Look through the listing and locate every line containing the word "بالزجاج"; copy those lines.

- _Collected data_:
++++

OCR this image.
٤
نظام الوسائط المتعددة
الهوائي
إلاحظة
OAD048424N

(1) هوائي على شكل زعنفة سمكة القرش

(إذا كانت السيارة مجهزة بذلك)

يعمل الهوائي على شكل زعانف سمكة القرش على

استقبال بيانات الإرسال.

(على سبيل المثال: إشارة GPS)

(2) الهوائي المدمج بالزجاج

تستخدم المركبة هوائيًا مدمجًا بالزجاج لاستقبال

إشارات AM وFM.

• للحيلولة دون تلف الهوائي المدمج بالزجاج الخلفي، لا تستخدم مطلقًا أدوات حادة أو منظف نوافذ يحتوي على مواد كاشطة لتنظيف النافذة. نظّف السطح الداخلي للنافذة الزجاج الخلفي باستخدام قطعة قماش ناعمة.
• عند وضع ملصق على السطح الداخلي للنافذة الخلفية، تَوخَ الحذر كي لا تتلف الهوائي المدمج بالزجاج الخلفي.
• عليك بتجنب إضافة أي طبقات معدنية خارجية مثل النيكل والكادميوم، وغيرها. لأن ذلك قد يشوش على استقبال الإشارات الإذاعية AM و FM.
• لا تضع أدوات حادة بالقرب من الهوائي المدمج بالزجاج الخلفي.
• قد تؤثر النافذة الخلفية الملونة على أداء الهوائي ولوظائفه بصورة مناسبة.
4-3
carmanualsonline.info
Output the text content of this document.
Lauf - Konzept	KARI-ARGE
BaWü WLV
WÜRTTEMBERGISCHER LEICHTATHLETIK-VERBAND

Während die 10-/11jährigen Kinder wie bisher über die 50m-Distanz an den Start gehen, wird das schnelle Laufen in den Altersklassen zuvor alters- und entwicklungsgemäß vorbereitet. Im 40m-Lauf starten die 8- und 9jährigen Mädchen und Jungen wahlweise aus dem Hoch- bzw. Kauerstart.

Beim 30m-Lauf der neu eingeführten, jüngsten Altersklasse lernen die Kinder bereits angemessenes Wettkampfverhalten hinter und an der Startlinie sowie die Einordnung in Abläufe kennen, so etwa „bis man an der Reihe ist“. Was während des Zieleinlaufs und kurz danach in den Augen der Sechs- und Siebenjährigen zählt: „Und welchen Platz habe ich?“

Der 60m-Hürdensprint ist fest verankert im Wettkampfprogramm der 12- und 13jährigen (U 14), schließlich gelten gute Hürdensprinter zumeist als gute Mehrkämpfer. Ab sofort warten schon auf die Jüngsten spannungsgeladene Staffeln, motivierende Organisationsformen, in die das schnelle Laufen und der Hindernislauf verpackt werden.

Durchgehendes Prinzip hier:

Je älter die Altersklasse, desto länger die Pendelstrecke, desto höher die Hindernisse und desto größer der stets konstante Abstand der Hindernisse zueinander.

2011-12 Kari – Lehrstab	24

++++

- _IN RESPONSE_:
(2) الهوائي المدمج بالزجاج
تستخدم المركبة هوائيًا مدمجًا بالزجاج لاستقبال
• للحيلولة دون تلف الهوائي المدمج بالزجاج الخلفي، لا تستخدم مطلقًا أدوات حادة أو منظف نوافذ يحتوي على مواد كاشطة لتنظيف النافذة. نظّف السطح الداخلي للنافذة الزجاج الخلفي باستخدام قطعة قماش ناعمة.
• عند وضع ملصق على السطح الداخلي للنافذة الخلفية، تَوخَ الحذر كي لا تتلف الهوائي المدمج بالزجاج الخلفي.
• لا تضع أدوات حادة بالقرب من الهوائي المدمج بالزجاج الخلفي.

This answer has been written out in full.